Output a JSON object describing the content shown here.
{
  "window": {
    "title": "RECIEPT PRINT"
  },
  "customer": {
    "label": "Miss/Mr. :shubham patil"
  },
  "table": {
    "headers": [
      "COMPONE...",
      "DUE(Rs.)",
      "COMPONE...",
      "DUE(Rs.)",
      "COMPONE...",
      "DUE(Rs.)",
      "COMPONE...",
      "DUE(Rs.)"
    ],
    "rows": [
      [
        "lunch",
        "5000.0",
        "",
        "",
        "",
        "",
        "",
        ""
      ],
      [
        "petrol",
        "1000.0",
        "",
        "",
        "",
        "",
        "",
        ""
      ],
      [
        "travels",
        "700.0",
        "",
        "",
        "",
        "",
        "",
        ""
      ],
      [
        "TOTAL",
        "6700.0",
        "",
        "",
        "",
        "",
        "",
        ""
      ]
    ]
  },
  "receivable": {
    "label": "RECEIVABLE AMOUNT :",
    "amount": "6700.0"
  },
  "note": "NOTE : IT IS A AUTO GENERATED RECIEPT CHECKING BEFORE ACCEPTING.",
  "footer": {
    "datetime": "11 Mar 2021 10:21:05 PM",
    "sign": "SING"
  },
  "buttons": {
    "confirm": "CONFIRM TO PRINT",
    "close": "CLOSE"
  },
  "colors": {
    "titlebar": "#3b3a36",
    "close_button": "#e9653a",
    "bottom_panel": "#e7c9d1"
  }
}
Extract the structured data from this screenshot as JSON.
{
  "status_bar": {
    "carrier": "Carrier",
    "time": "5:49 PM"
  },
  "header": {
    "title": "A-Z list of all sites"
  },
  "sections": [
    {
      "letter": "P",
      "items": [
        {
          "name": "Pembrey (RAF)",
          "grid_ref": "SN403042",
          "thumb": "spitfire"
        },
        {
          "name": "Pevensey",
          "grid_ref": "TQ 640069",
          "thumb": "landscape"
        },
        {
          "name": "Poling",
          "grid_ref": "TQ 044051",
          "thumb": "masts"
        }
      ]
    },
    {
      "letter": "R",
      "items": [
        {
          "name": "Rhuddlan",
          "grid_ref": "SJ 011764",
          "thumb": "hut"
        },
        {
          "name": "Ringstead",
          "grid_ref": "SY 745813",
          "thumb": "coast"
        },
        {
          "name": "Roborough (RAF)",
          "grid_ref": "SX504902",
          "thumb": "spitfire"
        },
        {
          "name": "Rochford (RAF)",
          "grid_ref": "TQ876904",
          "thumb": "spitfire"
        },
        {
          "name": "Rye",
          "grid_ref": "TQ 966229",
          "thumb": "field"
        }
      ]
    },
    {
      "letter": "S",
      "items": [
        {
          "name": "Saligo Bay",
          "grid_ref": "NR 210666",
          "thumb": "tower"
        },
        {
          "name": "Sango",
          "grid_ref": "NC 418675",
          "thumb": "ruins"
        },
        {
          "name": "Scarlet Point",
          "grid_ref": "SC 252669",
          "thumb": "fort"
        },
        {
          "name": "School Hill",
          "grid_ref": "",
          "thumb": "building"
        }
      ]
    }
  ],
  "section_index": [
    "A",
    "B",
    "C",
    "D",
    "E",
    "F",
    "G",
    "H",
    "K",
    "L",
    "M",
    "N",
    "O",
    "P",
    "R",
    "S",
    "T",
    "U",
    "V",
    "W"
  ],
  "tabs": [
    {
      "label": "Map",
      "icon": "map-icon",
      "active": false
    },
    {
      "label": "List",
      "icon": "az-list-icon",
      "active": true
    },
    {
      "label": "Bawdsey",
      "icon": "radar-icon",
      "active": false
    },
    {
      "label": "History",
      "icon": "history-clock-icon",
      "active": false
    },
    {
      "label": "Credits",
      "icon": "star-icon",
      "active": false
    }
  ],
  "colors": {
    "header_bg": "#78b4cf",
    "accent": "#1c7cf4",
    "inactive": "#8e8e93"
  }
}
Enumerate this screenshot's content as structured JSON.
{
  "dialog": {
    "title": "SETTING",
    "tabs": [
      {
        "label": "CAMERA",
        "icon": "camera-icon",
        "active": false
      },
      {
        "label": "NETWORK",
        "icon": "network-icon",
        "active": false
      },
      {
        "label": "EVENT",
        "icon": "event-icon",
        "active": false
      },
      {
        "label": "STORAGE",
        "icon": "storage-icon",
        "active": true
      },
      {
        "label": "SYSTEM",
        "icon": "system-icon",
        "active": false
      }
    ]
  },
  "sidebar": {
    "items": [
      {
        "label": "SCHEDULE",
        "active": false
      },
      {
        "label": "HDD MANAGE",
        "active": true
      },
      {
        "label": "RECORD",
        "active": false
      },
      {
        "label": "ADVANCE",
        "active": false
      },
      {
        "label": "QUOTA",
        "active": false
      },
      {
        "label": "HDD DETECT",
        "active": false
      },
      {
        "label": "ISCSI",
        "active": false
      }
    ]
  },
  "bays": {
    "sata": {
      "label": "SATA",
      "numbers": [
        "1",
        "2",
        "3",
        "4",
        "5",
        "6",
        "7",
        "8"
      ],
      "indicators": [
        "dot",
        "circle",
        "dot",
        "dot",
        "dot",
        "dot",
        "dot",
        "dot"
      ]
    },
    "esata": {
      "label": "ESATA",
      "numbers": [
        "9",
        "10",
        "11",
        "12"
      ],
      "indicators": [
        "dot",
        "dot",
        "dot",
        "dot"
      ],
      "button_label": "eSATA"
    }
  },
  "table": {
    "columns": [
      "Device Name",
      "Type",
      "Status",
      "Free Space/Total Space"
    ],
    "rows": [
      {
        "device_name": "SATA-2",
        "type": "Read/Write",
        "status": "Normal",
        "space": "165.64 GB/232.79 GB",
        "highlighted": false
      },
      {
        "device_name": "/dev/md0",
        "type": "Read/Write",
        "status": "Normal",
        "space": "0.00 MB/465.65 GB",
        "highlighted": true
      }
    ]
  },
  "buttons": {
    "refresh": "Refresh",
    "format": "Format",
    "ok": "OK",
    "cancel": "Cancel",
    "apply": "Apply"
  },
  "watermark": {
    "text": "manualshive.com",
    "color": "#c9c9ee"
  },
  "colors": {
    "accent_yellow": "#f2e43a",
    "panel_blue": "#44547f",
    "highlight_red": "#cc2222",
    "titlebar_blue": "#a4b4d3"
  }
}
────────────────
> **The exercise**
Wherever the string "this" appears in the entries above, list that line.

> **Written solution**
Extract the structured data from this screenshot as JSON.
Enumerate this screenshot's content as structured JSON.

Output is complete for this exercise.